**SET EXERCISE**
Each line should be copied exactly.

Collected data
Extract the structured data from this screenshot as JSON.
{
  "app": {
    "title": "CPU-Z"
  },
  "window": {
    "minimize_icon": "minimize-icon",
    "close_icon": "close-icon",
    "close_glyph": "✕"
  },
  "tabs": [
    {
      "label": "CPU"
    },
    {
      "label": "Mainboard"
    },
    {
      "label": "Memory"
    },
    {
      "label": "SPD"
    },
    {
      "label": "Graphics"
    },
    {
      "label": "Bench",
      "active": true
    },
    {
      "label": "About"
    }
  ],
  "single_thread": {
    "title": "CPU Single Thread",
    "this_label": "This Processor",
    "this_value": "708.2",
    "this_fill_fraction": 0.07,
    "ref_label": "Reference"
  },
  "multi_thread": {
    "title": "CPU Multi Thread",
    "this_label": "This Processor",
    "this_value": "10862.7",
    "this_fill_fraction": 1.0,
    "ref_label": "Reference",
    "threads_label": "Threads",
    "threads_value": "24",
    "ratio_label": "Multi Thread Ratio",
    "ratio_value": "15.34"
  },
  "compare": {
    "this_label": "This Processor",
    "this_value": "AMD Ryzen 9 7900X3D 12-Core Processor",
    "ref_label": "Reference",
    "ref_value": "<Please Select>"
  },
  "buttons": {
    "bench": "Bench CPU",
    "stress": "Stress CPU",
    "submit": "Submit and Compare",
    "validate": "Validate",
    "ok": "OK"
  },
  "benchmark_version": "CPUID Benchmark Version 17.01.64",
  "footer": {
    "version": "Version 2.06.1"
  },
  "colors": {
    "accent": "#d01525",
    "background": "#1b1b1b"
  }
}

**RESULT**
Extract the structured data from this screenshot as JSON.
{
  "app": {
    "title": "CPU-Z"
  },
  "window": {
    "minimize_icon": "minimize-icon",
    "close_icon": "close-icon",
    "close_glyph": "✕"
  },
  "tabs": [
    {
      "label": "CPU"
    },
    {
      "label": "Mainboard"
    },
    {
      "label": "Memory"
    },
    {
      "label": "SPD"
    },
    {
      "label": "Graphics"
    },
    {
      "label": "Bench",
      "active": true
    },
    {
      "label": "About"
    }
  ],
  "single_thread": {
    "title": "CPU Single Thread",
    "this_label": "This Processor",
    "this_value": "708.2",
    "this_fill_fraction": 0.07,
    "ref_label": "Reference"
  },
  "multi_thread": {
    "title": "CPU Multi Thread",
    "this_label": "This Processor",
    "this_value": "10862.7",
    "this_fill_fraction": 1.0,
    "ref_label": "Reference",
    "threads_label": "Threads",
    "threads_value": "24",
    "ratio_label": "Multi Thread Ratio",
    "ratio_value": "15.34"
  },
  "compare": {
    "this_label": "This Processor",
    "this_value": "AMD Ryzen 9 7900X3D 12-Core Processor",
    "ref_label": "Reference",
    "ref_value": "<Please Select>"
  },
  "buttons": {
    "bench": "Bench CPU",
    "stress": "Stress CPU",
    "submit": "Submit and Compare",
    "validate": "Validate",
    "ok": "OK"
  },
  "benchmark_version": "CPUID Benchmark Version 17.01.64",
  "footer": {
    "version": "Version 2.06.1"
  },
  "colors": {
    "accent": "#d01525",
    "background": "#1b1b1b"
  }
}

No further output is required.